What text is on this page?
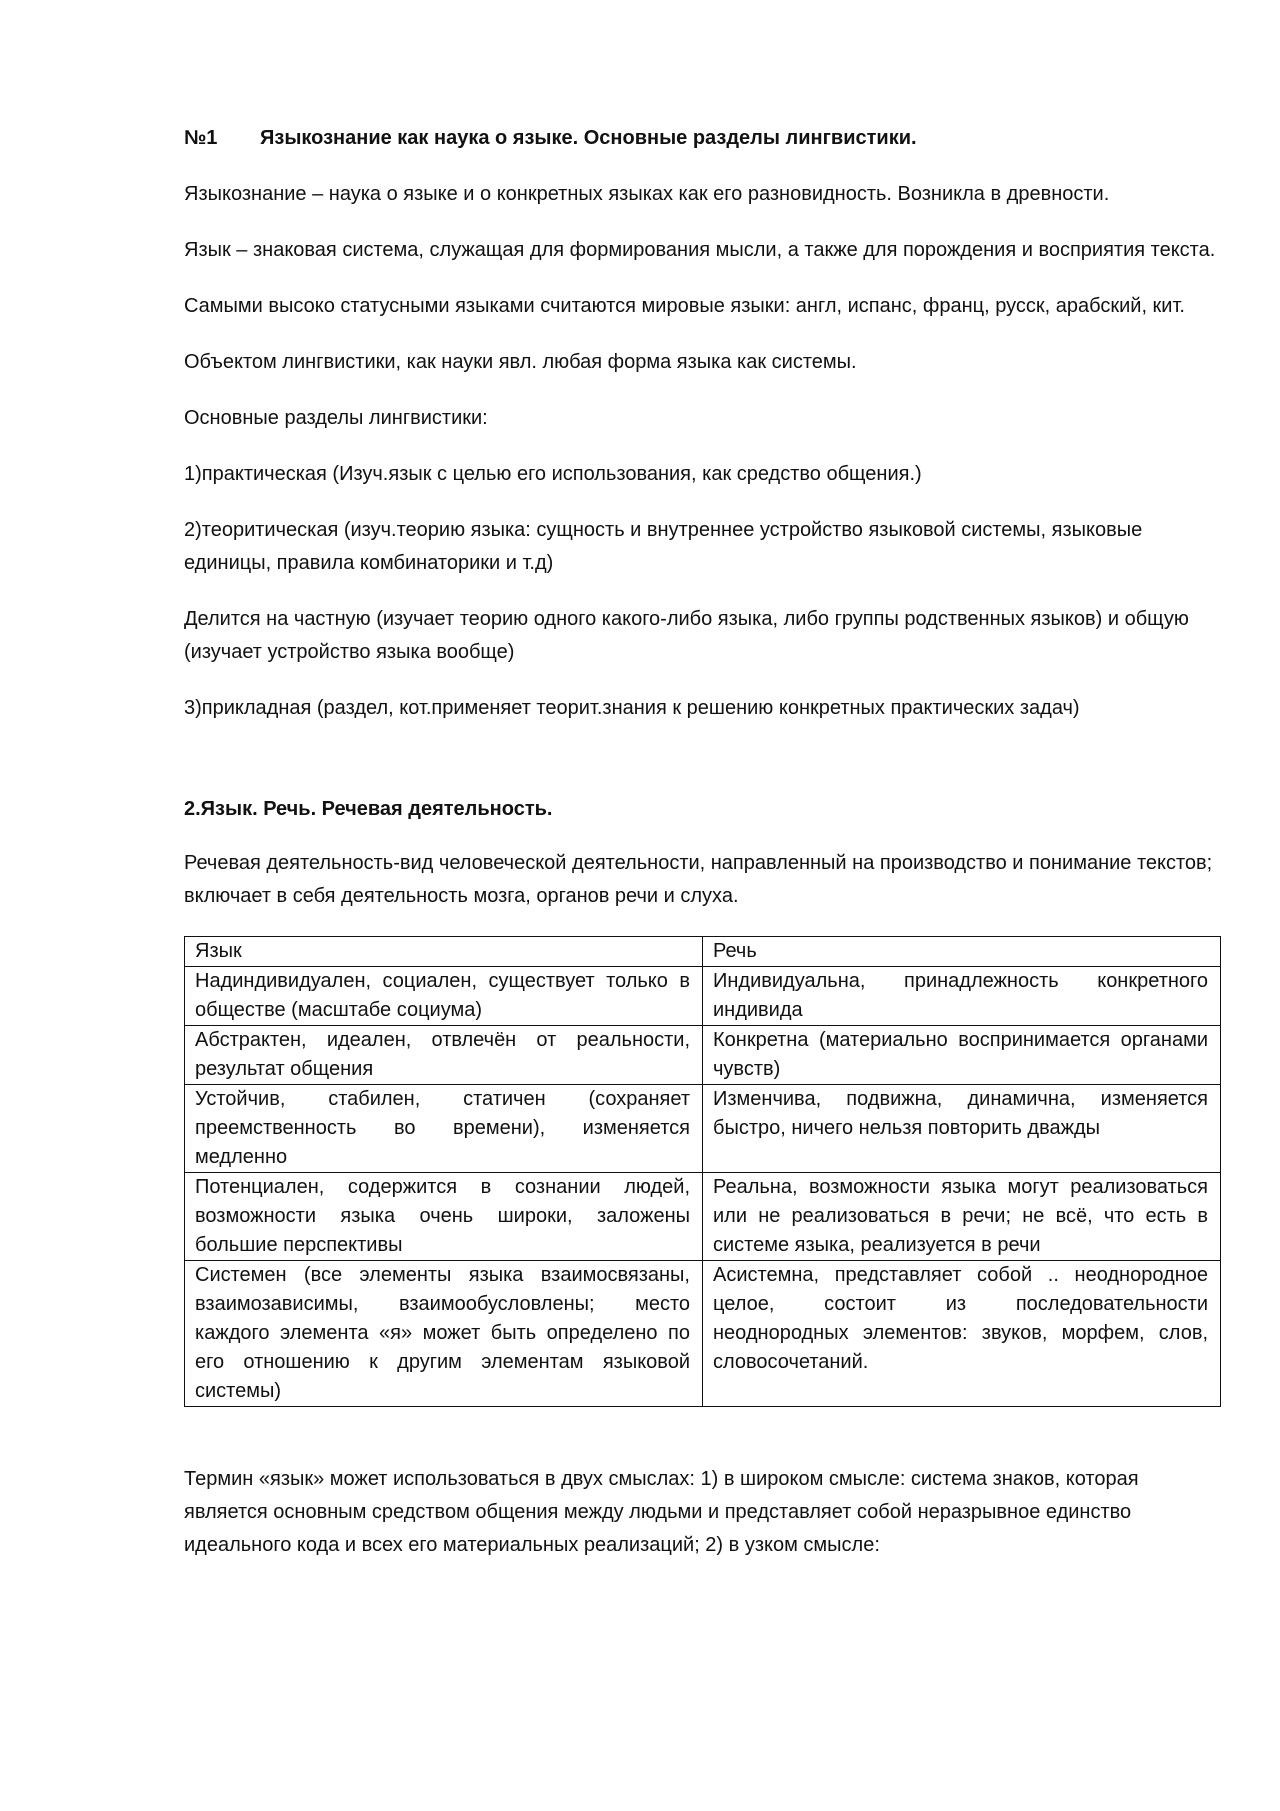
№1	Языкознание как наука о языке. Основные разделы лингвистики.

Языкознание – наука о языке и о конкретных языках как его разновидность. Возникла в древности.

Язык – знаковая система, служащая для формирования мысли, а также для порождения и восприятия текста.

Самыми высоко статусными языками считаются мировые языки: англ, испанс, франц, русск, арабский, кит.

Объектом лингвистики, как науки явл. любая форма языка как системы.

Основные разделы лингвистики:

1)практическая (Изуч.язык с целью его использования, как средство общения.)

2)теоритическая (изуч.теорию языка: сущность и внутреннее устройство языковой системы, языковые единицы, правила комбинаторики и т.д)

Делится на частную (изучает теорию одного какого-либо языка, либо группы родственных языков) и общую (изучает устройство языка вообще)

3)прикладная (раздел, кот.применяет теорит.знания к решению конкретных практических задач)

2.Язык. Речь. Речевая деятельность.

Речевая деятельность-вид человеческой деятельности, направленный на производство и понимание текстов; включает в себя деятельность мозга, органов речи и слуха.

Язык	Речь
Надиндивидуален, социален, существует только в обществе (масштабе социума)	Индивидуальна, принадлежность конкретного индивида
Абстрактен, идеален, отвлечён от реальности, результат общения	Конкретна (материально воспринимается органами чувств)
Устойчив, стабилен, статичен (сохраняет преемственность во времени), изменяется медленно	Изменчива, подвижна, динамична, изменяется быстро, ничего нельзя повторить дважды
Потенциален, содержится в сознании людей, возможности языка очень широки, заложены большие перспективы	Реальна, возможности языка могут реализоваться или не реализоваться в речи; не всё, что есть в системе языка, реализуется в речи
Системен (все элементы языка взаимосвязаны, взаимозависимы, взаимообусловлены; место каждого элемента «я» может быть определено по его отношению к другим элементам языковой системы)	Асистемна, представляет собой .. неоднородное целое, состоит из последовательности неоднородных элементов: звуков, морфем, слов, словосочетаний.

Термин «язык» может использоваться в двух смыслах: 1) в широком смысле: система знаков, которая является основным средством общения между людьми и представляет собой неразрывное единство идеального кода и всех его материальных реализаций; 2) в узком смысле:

* * *

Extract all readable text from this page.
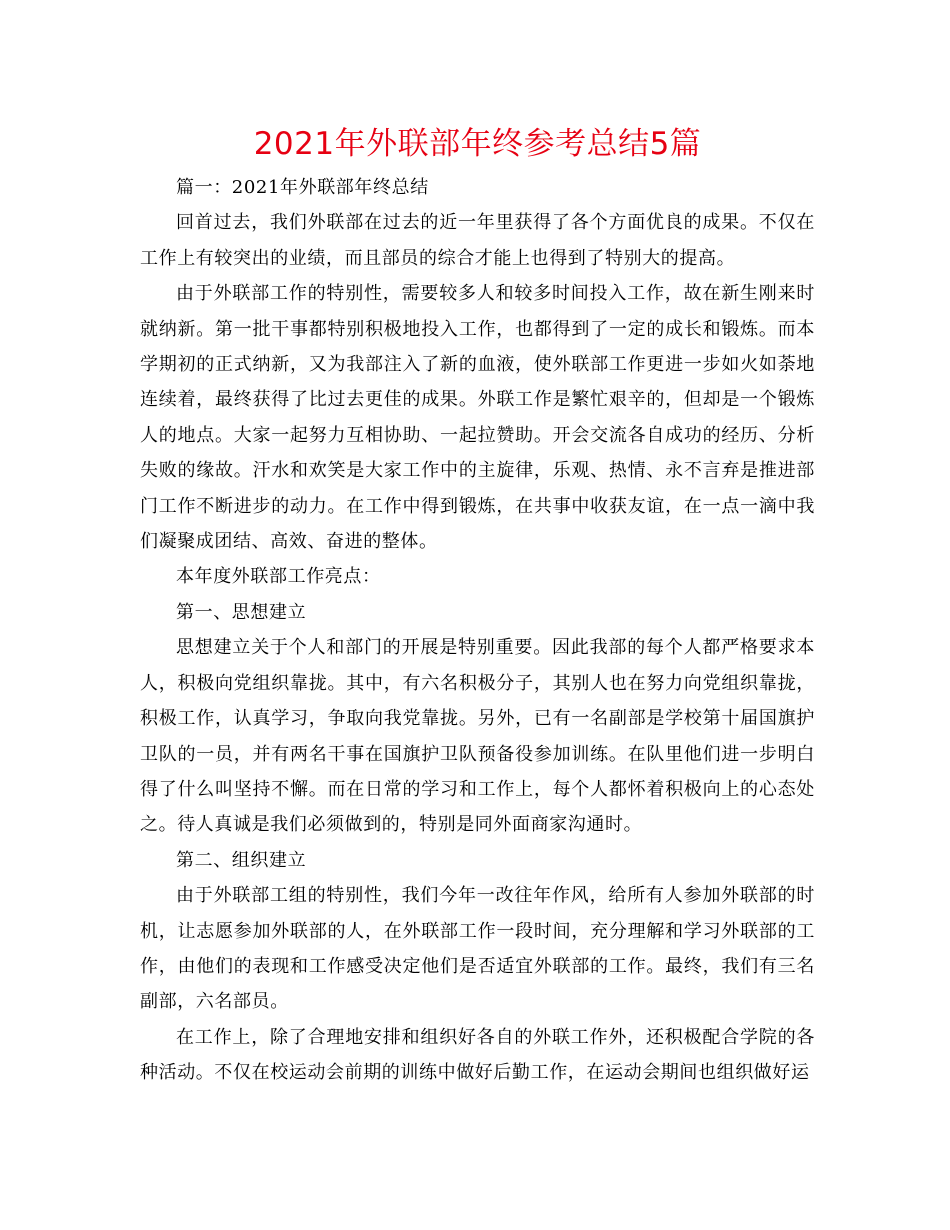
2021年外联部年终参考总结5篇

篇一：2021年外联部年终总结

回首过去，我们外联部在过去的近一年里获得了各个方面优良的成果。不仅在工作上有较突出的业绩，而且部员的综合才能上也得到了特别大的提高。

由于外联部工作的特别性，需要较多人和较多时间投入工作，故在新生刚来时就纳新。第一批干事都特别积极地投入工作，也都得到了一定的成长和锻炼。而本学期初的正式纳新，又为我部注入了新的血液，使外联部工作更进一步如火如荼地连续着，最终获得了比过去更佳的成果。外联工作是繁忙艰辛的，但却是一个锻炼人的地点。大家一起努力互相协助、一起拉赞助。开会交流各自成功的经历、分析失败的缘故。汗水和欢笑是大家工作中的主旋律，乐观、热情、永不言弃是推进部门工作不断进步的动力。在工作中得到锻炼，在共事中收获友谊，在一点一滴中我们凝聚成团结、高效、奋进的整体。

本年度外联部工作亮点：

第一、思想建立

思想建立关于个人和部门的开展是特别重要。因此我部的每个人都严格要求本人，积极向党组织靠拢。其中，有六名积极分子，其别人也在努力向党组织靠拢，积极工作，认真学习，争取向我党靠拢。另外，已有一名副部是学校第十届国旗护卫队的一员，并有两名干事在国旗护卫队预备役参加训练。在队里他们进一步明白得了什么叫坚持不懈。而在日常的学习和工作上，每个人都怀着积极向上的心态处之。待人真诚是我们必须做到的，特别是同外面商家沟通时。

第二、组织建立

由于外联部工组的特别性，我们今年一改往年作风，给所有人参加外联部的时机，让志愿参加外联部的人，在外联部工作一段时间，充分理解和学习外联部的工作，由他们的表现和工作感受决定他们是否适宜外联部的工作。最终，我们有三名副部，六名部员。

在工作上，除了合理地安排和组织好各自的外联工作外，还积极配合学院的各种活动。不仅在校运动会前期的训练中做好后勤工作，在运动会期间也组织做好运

• _Aim of the task_
Return all lines containing the word "языке".

• _Solution_
№1	Языкознание как наука о языке. Основные разделы лингвистики.
Языкознание – наука о языке и о конкретных языках как его разновидность. Возникла в древности.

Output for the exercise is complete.